**Exercise details:** Only the number is wanted: tally the lines below that contain the word "Templates".

**Given records:**
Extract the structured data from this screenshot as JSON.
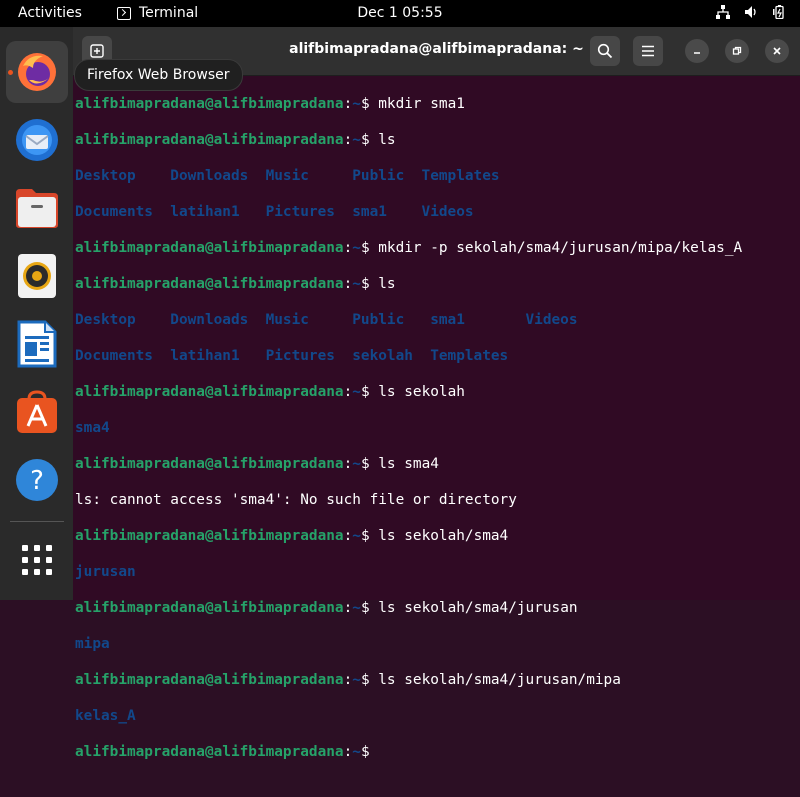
{
  "topbar": {
    "activities": "Activities",
    "app_name": "Terminal",
    "clock": "Dec 1  05:55"
  },
  "dock": {
    "tooltip": "Firefox Web Browser",
    "items": [
      "firefox-icon",
      "thunderbird-icon",
      "files-icon",
      "rhythmbox-icon",
      "writer-icon",
      "app-center-icon",
      "help-icon",
      "show-apps-icon"
    ]
  },
  "window": {
    "title": "alifbimapradana@alifbimapradana: ~"
  },
  "terminal": {
    "user": "alifbimapradana@alifbimapradana",
    "sep": ":",
    "path": "~",
    "prompt": "$ ",
    "cmd1": "mkdir sma1",
    "cmd2": "ls",
    "ls1_row1": "Desktop    Downloads  Music     Public  Templates",
    "ls1_row2": "Documents  latihan1   Pictures  sma1    Videos",
    "cmd3": "mkdir -p sekolah/sma4/jurusan/mipa/kelas_A",
    "cmd4": "ls",
    "ls2_row1": "Desktop    Downloads  Music     Public   sma1       Videos",
    "ls2_row2": "Documents  latihan1   Pictures  sekolah  Templates",
    "cmd5": "ls sekolah",
    "out5": "sma4",
    "cmd6": "ls sma4",
    "out6": "ls: cannot access 'sma4': No such file or directory",
    "cmd7": "ls sekolah/sma4",
    "out7": "jurusan",
    "cmd8": "ls sekolah/sma4/jurusan",
    "out8": "mipa",
    "cmd9": "ls sekolah/sma4/jurusan/mipa",
    "out9": "kelas_A"
  }
}
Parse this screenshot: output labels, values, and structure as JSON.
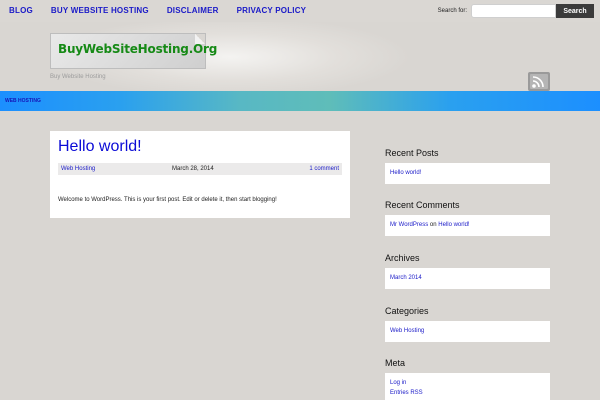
{
  "nav": {
    "items": [
      "BLOG",
      "BUY WEBSITE HOSTING",
      "DISCLAIMER",
      "PRIVACY POLICY"
    ]
  },
  "search": {
    "label": "Search for:",
    "value": "",
    "button": "Search"
  },
  "header": {
    "logo_text": "BuyWebSiteHosting.Org",
    "tagline": "Buy Website Hosting"
  },
  "category_bar": {
    "item": "WEB HOSTING"
  },
  "post": {
    "title": "Hello world!",
    "category": "Web Hosting",
    "date": "March 28, 2014",
    "comments": "1 comment",
    "body": "Welcome to WordPress. This is your first post. Edit or delete it, then start blogging!"
  },
  "sidebar": {
    "recent_posts": {
      "title": "Recent Posts",
      "items": [
        "Hello world!"
      ]
    },
    "recent_comments": {
      "title": "Recent Comments",
      "author": "Mr WordPress",
      "on": " on ",
      "post": "Hello world!"
    },
    "archives": {
      "title": "Archives",
      "items": [
        "March 2014"
      ]
    },
    "categories": {
      "title": "Categories",
      "items": [
        "Web Hosting"
      ]
    },
    "meta": {
      "title": "Meta",
      "items": [
        "Log in",
        "Entries RSS"
      ]
    }
  },
  "colors": {
    "link": "#1a1ac8",
    "title_blue": "#0b0bd6",
    "category_bar": "#1c8fff",
    "logo_green": "#168a16",
    "background": "#d9d6d2"
  },
  "icons": {
    "feed": "rss-icon"
  }
}
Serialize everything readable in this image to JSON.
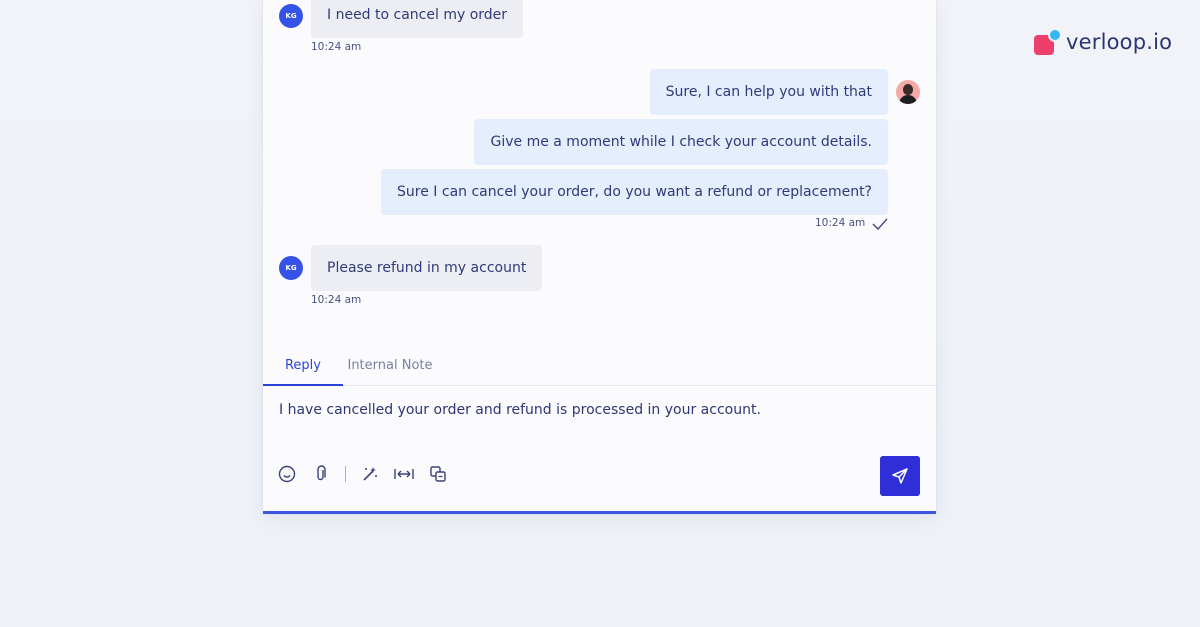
{
  "brand": {
    "name": "verloop.io"
  },
  "messages": [
    {
      "sender": "customer",
      "avatar": "KG",
      "text": "I need to cancel my order",
      "time": "10:24 am"
    },
    {
      "sender": "agent",
      "text": "Sure, I can help you with that"
    },
    {
      "sender": "agent",
      "text": "Give me a moment while I check your account details."
    },
    {
      "sender": "agent",
      "text": "Sure I can cancel your order, do you want a refund or replacement?",
      "time": "10:24 am",
      "status": "check-icon"
    },
    {
      "sender": "customer",
      "avatar": "KG",
      "text": "Please refund in my account",
      "time": "10:24 am"
    }
  ],
  "tabs": {
    "reply": "Reply",
    "internal_note": "Internal Note",
    "active": "reply"
  },
  "composer": {
    "value": "I have cancelled your order and refund is processed in your account."
  },
  "toolbar": {
    "icons": [
      "emoji-icon",
      "attachment-icon",
      "magic-wand-icon",
      "expand-width-icon",
      "translate-icon"
    ]
  },
  "colors": {
    "accent": "#2a45d6",
    "send_button": "#2e2fd9",
    "customer_bubble": "#eceef3",
    "agent_bubble": "#e4eefc",
    "avatar": "#3553e6"
  }
}
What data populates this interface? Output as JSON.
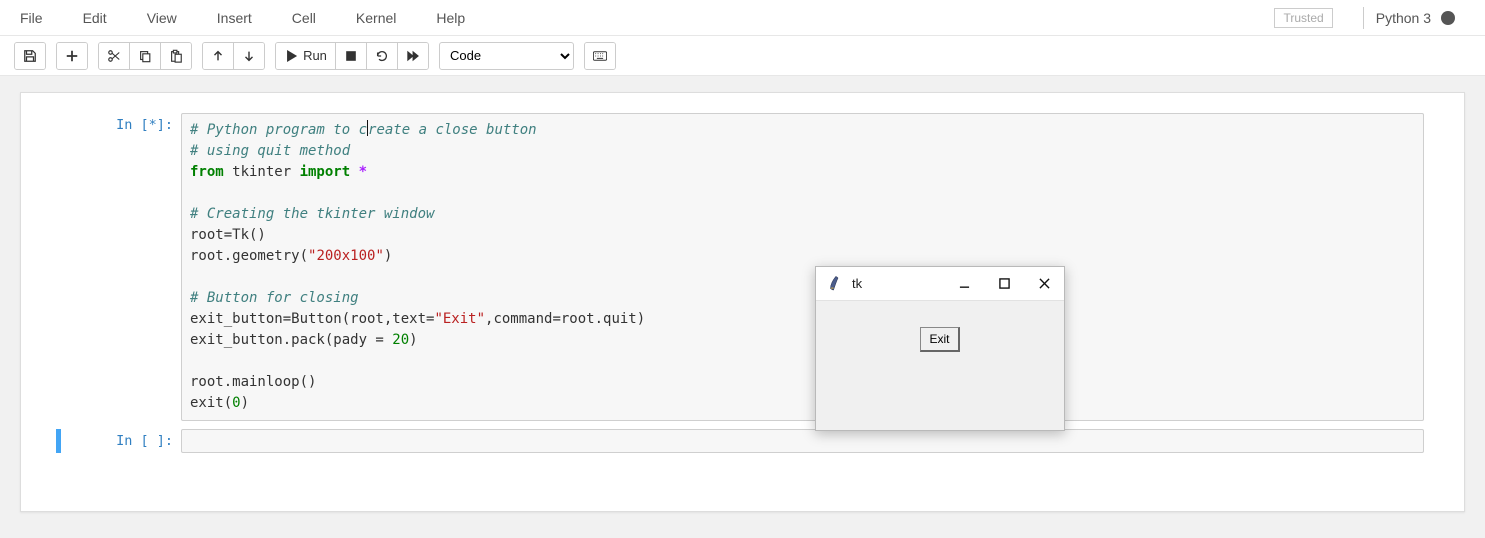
{
  "menu": {
    "items": [
      "File",
      "Edit",
      "View",
      "Insert",
      "Cell",
      "Kernel",
      "Help"
    ],
    "trusted": "Trusted",
    "kernel_name": "Python 3"
  },
  "toolbar": {
    "run_label": "Run",
    "cell_type": "Code"
  },
  "cells": [
    {
      "prompt": "In [*]:",
      "code": {
        "c1": "# Python program to create a close button",
        "c2": "# using quit method",
        "kw_from": "from",
        "mod": " tkinter ",
        "kw_import": "import",
        "star": " *",
        "c3": "# Creating the tkinter window",
        "l_rootTk": "root=Tk()",
        "l_geom_a": "root.geometry(",
        "s_geom": "\"200x100\"",
        "l_geom_b": ")",
        "c4": "# Button for closing",
        "l_btn_a": "exit_button=Button(root,text=",
        "s_exit": "\"Exit\"",
        "l_btn_b": ",command=root.quit)",
        "l_pack": "exit_button.pack(pady = ",
        "n_pady": "20",
        "l_pack_b": ")",
        "l_mainloop": "root.mainloop()",
        "l_exit_a": "exit(",
        "n_zero": "0",
        "l_exit_b": ")"
      }
    },
    {
      "prompt": "In [ ]:",
      "code_text": ""
    }
  ],
  "tk_window": {
    "title": "tk",
    "button_label": "Exit"
  }
}
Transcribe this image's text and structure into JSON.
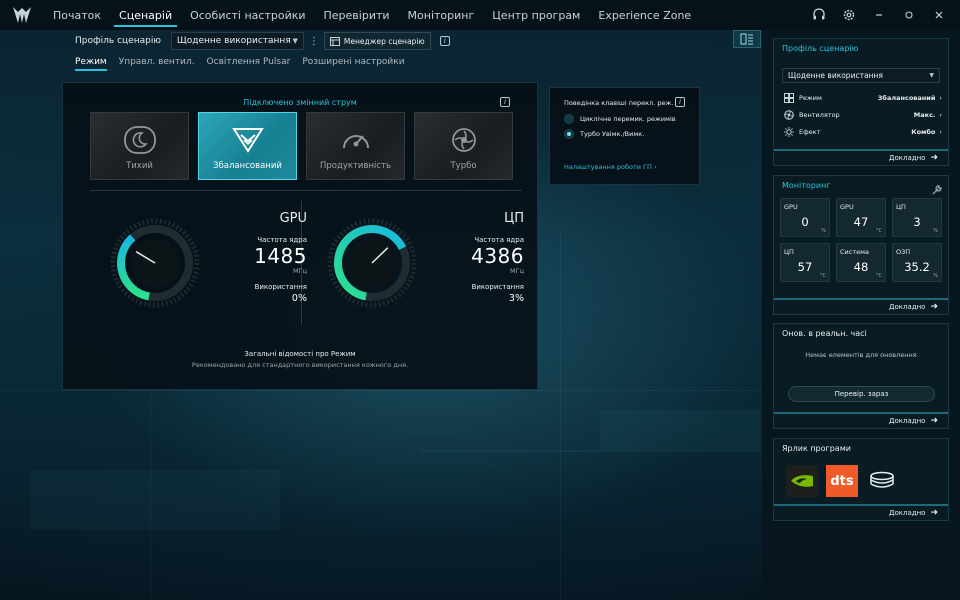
{
  "nav": {
    "items": [
      {
        "label": "Початок",
        "active": false
      },
      {
        "label": "Сценарій",
        "active": true
      },
      {
        "label": "Особисті настройки",
        "active": false
      },
      {
        "label": "Перевірити",
        "active": false
      },
      {
        "label": "Моніторинг",
        "active": false
      },
      {
        "label": "Центр програм",
        "active": false
      },
      {
        "label": "Experience Zone",
        "active": false
      }
    ],
    "icons": [
      "headset-icon",
      "gear-icon",
      "minimize-icon",
      "restore-icon",
      "close-icon"
    ]
  },
  "profile": {
    "label": "Профіль сценарію",
    "selected": "Щоденне використання",
    "manager_label": "Менеджер сценарію"
  },
  "subtabs": [
    "Режим",
    "Управл. вентил.",
    "Освітлення Pulsar",
    "Розширені настройки"
  ],
  "main": {
    "power_status": "Підключено змінний струм",
    "modes": [
      {
        "label": "Тихий",
        "icon": "moon-icon",
        "active": false
      },
      {
        "label": "Збалансований",
        "icon": "balance-icon",
        "active": true
      },
      {
        "label": "Продуктивність",
        "icon": "speedometer-icon",
        "active": false
      },
      {
        "label": "Турбо",
        "icon": "turbo-fan-icon",
        "active": false
      }
    ],
    "gpu": {
      "title": "GPU",
      "freq_label": "Частота ядра",
      "freq": "1485",
      "unit": "МГц",
      "use_label": "Використання",
      "use": "0%",
      "gauge_fraction": 0.43
    },
    "cpu": {
      "title": "ЦП",
      "freq_label": "Частота ядра",
      "freq": "4386",
      "unit": "МГц",
      "use_label": "Використання",
      "use": "3%",
      "gauge_fraction": 0.78
    },
    "summary_title": "Загальні відомості про Режим",
    "summary_desc": "Рекомендовано для стандартного використання кожного дня."
  },
  "key_panel": {
    "title": "Поведінка клавіші перекл. реж.",
    "options": [
      {
        "label": "Циклічне перемик. режимів",
        "selected": false
      },
      {
        "label": "Турбо Увімк./Вимк.",
        "selected": true
      }
    ],
    "link": "Налаштування роботи ГП ›"
  },
  "sidebar": {
    "details_label": "Докладно",
    "profile_card": {
      "title": "Профіль сценарію",
      "selected": "Щоденне використання",
      "rows": [
        {
          "icon": "mode-grid-icon",
          "label": "Режим",
          "value": "Збалансований"
        },
        {
          "icon": "fan-icon",
          "label": "Вентилятор",
          "value": "Макс."
        },
        {
          "icon": "sun-icon",
          "label": "Ефект",
          "value": "Комбо"
        }
      ]
    },
    "monitor_card": {
      "title": "Моніторинг",
      "cells": [
        {
          "label": "GPU",
          "value": "0",
          "unit": "%"
        },
        {
          "label": "GPU",
          "value": "47",
          "unit": "°C"
        },
        {
          "label": "ЦП",
          "value": "3",
          "unit": "%"
        },
        {
          "label": "ЦП",
          "value": "57",
          "unit": "°C"
        },
        {
          "label": "Система",
          "value": "48",
          "unit": "°C"
        },
        {
          "label": "ОЗП",
          "value": "35.2",
          "unit": "%"
        }
      ]
    },
    "realtime_card": {
      "title": "Онов. в реальн. часі",
      "empty": "Немає елементів для оновлення",
      "check_button": "Перевір. зараз"
    },
    "shortcut_card": {
      "title": "Ярлик програми",
      "apps": [
        "nvidia-icon",
        "dts-icon",
        "disk-stack-icon"
      ],
      "dts_text": "dts"
    }
  },
  "colors": {
    "accent": "#28c4d8",
    "active_mode": "#1d8b9d",
    "gauge_start": "#19b8e0",
    "gauge_end": "#2de08a"
  }
}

**Answer to this task:** 2